- What the task requires
Below are some records; return each one exactly.

- The data

* * * * * * * * *

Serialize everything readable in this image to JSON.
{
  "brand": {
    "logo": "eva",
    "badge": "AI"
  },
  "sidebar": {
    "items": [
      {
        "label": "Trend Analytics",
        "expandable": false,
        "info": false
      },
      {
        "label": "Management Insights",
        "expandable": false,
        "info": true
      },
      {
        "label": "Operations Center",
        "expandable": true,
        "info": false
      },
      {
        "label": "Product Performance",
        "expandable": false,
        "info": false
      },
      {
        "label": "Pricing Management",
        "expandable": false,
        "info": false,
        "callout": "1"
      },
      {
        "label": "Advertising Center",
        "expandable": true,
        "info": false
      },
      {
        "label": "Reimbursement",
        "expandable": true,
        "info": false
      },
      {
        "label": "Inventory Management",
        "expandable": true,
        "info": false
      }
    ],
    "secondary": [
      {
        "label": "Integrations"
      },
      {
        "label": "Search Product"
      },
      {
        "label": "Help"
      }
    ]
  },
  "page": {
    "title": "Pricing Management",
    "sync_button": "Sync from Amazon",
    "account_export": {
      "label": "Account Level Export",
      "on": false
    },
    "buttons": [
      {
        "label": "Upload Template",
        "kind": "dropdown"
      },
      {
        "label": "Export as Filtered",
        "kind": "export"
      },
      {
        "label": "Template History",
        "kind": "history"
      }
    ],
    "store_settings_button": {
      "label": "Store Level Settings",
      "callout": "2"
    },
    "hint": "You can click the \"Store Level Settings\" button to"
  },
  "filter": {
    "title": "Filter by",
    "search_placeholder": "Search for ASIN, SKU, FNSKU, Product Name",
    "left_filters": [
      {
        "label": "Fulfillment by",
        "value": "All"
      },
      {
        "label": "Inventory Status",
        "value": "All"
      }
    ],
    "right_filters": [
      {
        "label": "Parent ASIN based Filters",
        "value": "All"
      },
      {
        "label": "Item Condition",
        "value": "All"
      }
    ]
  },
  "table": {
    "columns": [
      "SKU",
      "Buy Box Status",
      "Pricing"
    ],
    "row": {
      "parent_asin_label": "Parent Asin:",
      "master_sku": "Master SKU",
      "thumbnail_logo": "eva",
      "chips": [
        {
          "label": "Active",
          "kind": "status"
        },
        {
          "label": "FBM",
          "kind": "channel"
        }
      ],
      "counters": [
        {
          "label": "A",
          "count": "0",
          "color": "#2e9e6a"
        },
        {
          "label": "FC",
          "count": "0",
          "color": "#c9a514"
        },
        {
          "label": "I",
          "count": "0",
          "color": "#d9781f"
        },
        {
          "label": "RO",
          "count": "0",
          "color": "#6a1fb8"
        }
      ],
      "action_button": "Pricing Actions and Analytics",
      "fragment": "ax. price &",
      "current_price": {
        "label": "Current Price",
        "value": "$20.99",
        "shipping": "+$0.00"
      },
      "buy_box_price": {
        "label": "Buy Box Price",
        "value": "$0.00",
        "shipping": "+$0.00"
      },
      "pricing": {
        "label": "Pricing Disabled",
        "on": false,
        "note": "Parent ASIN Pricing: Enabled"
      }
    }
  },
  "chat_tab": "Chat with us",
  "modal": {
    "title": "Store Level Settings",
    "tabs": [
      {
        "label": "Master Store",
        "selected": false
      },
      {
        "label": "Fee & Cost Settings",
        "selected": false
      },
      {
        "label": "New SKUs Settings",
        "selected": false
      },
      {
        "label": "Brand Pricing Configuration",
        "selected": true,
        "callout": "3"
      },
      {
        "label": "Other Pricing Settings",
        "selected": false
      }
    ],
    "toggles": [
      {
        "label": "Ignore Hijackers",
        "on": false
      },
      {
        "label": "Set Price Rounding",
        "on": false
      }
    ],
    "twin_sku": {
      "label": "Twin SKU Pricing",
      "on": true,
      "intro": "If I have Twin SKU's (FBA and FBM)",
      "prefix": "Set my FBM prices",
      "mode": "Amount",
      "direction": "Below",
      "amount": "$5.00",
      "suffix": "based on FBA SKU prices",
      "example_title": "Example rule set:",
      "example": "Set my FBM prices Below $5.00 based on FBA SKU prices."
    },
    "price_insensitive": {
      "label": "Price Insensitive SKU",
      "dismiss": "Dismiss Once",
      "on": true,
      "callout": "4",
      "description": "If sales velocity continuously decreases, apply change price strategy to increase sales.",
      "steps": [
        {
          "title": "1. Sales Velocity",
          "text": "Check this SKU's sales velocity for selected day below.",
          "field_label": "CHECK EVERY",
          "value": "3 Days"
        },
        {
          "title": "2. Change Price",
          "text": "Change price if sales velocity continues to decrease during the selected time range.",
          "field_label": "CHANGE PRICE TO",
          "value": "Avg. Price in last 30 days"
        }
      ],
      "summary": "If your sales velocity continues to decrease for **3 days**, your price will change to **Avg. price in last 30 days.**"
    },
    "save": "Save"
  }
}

* * * * * * * * *

- Result of the task
Serialize everything readable in this image to JSON.
{
  "brand": {
    "logo": "eva",
    "badge": "AI"
  },
  "sidebar": {
    "items": [
      {
        "label": "Trend Analytics",
        "expandable": false,
        "info": false
      },
      {
        "label": "Management Insights",
        "expandable": false,
        "info": true
      },
      {
        "label": "Operations Center",
        "expandable": true,
        "info": false
      },
      {
        "label": "Product Performance",
        "expandable": false,
        "info": false
      },
      {
        "label": "Pricing Management",
        "expandable": false,
        "info": false,
        "callout": "1"
      },
      {
        "label": "Advertising Center",
        "expandable": true,
        "info": false
      },
      {
        "label": "Reimbursement",
        "expandable": true,
        "info": false
      },
      {
        "label": "Inventory Management",
        "expandable": true,
        "info": false
      }
    ],
    "secondary": [
      {
        "label": "Integrations"
      },
      {
        "label": "Search Product"
      },
      {
        "label": "Help"
      }
    ]
  },
  "page": {
    "title": "Pricing Management",
    "sync_button": "Sync from Amazon",
    "account_export": {
      "label": "Account Level Export",
      "on": false
    },
    "buttons": [
      {
        "label": "Upload Template",
        "kind": "dropdown"
      },
      {
        "label": "Export as Filtered",
        "kind": "export"
      },
      {
        "label": "Template History",
        "kind": "history"
      }
    ],
    "store_settings_button": {
      "label": "Store Level Settings",
      "callout": "2"
    },
    "hint": "You can click the \"Store Level Settings\" button to"
  },
  "filter": {
    "title": "Filter by",
    "search_placeholder": "Search for ASIN, SKU, FNSKU, Product Name",
    "left_filters": [
      {
        "label": "Fulfillment by",
        "value": "All"
      },
      {
        "label": "Inventory Status",
        "value": "All"
      }
    ],
    "right_filters": [
      {
        "label": "Parent ASIN based Filters",
        "value": "All"
      },
      {
        "label": "Item Condition",
        "value": "All"
      }
    ]
  },
  "table": {
    "columns": [
      "SKU",
      "Buy Box Status",
      "Pricing"
    ],
    "row": {
      "parent_asin_label": "Parent Asin:",
      "master_sku": "Master SKU",
      "thumbnail_logo": "eva",
      "chips": [
        {
          "label": "Active",
          "kind": "status"
        },
        {
          "label": "FBM",
          "kind": "channel"
        }
      ],
      "counters": [
        {
          "label": "A",
          "count": "0",
          "color": "#2e9e6a"
        },
        {
          "label": "FC",
          "count": "0",
          "color": "#c9a514"
        },
        {
          "label": "I",
          "count": "0",
          "color": "#d9781f"
        },
        {
          "label": "RO",
          "count": "0",
          "color": "#6a1fb8"
        }
      ],
      "action_button": "Pricing Actions and Analytics",
      "fragment": "ax. price &",
      "current_price": {
        "label": "Current Price",
        "value": "$20.99",
        "shipping": "+$0.00"
      },
      "buy_box_price": {
        "label": "Buy Box Price",
        "value": "$0.00",
        "shipping": "+$0.00"
      },
      "pricing": {
        "label": "Pricing Disabled",
        "on": false,
        "note": "Parent ASIN Pricing: Enabled"
      }
    }
  },
  "chat_tab": "Chat with us",
  "modal": {
    "title": "Store Level Settings",
    "tabs": [
      {
        "label": "Master Store",
        "selected": false
      },
      {
        "label": "Fee & Cost Settings",
        "selected": false
      },
      {
        "label": "New SKUs Settings",
        "selected": false
      },
      {
        "label": "Brand Pricing Configuration",
        "selected": true,
        "callout": "3"
      },
      {
        "label": "Other Pricing Settings",
        "selected": false
      }
    ],
    "toggles": [
      {
        "label": "Ignore Hijackers",
        "on": false
      },
      {
        "label": "Set Price Rounding",
        "on": false
      }
    ],
    "twin_sku": {
      "label": "Twin SKU Pricing",
      "on": true,
      "intro": "If I have Twin SKU's (FBA and FBM)",
      "prefix": "Set my FBM prices",
      "mode": "Amount",
      "direction": "Below",
      "amount": "$5.00",
      "suffix": "based on FBA SKU prices",
      "example_title": "Example rule set:",
      "example": "Set my FBM prices Below $5.00 based on FBA SKU prices."
    },
    "price_insensitive": {
      "label": "Price Insensitive SKU",
      "dismiss": "Dismiss Once",
      "on": true,
      "callout": "4",
      "description": "If sales velocity continuously decreases, apply change price strategy to increase sales.",
      "steps": [
        {
          "title": "1. Sales Velocity",
          "text": "Check this SKU's sales velocity for selected day below.",
          "field_label": "CHECK EVERY",
          "value": "3 Days"
        },
        {
          "title": "2. Change Price",
          "text": "Change price if sales velocity continues to decrease during the selected time range.",
          "field_label": "CHANGE PRICE TO",
          "value": "Avg. Price in last 30 days"
        }
      ],
      "summary": "If your sales velocity continues to decrease for **3 days**, your price will change to **Avg. price in last 30 days.**"
    },
    "save": "Save"
  }
}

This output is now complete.